- **RAW DATA**
## start

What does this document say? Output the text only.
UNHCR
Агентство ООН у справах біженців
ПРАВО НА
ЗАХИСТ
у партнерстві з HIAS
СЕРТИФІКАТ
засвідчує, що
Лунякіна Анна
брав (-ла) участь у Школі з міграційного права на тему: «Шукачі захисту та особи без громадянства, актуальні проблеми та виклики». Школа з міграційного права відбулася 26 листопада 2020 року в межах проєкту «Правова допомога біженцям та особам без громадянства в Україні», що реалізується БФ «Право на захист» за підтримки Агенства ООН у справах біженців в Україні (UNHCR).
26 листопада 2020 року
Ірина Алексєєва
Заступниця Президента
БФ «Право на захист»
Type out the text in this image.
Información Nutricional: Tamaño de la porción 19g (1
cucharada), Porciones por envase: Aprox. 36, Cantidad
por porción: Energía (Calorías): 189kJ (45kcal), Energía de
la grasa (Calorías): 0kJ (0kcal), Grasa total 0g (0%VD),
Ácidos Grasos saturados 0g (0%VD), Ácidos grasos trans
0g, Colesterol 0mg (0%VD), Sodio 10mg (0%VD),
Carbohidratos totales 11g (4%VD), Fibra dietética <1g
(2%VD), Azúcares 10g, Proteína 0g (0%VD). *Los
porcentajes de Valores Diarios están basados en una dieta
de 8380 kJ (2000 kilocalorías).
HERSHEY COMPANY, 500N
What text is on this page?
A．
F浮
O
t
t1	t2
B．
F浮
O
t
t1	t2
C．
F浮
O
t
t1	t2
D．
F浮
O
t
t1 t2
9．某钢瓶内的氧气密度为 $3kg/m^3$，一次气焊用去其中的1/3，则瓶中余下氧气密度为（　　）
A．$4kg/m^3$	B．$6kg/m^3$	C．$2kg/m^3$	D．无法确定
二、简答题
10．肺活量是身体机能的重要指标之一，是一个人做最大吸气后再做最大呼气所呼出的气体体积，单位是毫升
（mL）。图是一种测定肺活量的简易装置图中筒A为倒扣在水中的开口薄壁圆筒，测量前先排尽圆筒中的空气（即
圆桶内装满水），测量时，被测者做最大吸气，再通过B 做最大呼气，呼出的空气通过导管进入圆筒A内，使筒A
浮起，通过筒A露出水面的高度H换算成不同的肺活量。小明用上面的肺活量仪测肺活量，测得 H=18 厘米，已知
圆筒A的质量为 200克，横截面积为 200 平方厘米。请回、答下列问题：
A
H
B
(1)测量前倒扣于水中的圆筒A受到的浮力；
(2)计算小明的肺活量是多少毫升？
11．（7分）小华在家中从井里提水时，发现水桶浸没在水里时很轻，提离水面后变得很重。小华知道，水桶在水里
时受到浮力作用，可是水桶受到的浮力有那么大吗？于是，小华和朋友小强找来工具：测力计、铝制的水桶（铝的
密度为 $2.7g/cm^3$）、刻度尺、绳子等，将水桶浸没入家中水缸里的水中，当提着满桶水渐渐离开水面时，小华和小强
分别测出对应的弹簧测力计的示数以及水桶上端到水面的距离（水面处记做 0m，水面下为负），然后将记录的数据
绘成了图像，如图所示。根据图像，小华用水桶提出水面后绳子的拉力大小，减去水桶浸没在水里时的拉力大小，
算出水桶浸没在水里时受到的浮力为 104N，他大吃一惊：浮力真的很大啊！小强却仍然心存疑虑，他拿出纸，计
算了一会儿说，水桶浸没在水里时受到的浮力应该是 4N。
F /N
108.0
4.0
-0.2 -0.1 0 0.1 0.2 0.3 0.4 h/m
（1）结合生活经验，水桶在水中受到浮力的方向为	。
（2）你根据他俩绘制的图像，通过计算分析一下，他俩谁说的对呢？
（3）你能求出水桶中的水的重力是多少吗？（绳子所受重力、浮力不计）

## end

Repeat exactly the lines from the line containing "What text is on this page?" through the end of the listing above; both boundary lines are part of the output.

What text is on this page?
A．
F浮
O
t
t1	t2
B．
F浮
O
t
t1	t2
C．
F浮
O
t
t1	t2
D．
F浮
O
t
t1 t2
9．某钢瓶内的氧气密度为 $3kg/m^3$，一次气焊用去其中的1/3，则瓶中余下氧气密度为（　　）
A．$4kg/m^3$	B．$6kg/m^3$	C．$2kg/m^3$	D．无法确定
二、简答题
10．肺活量是身体机能的重要指标之一，是一个人做最大吸气后再做最大呼气所呼出的气体体积，单位是毫升
（mL）。图是一种测定肺活量的简易装置图中筒A为倒扣在水中的开口薄壁圆筒，测量前先排尽圆筒中的空气（即
圆桶内装满水），测量时，被测者做最大吸气，再通过B 做最大呼气，呼出的空气通过导管进入圆筒A内，使筒A
浮起，通过筒A露出水面的高度H换算成不同的肺活量。小明用上面的肺活量仪测肺活量，测得 H=18 厘米，已知
圆筒A的质量为 200克，横截面积为 200 平方厘米。请回、答下列问题：
A
H
B
(1)测量前倒扣于水中的圆筒A受到的浮力；
(2)计算小明的肺活量是多少毫升？
11．（7分）小华在家中从井里提水时，发现水桶浸没在水里时很轻，提离水面后变得很重。小华知道，水桶在水里
时受到浮力作用，可是水桶受到的浮力有那么大吗？于是，小华和朋友小强找来工具：测力计、铝制的水桶（铝的
密度为 $2.7g/cm^3$）、刻度尺、绳子等，将水桶浸没入家中水缸里的水中，当提着满桶水渐渐离开水面时，小华和小强
分别测出对应的弹簧测力计的示数以及水桶上端到水面的距离（水面处记做 0m，水面下为负），然后将记录的数据
绘成了图像，如图所示。根据图像，小华用水桶提出水面后绳子的拉力大小，减去水桶浸没在水里时的拉力大小，
算出水桶浸没在水里时受到的浮力为 104N，他大吃一惊：浮力真的很大啊！小强却仍然心存疑虑，他拿出纸，计
算了一会儿说，水桶浸没在水里时受到的浮力应该是 4N。
F /N
108.0
4.0
-0.2 -0.1 0 0.1 0.2 0.3 0.4 h/m
（1）结合生活经验，水桶在水中受到浮力的方向为	。
（2）你根据他俩绘制的图像，通过计算分析一下，他俩谁说的对呢？
（3）你能求出水桶中的水的重力是多少吗？（绳子所受重力、浮力不计）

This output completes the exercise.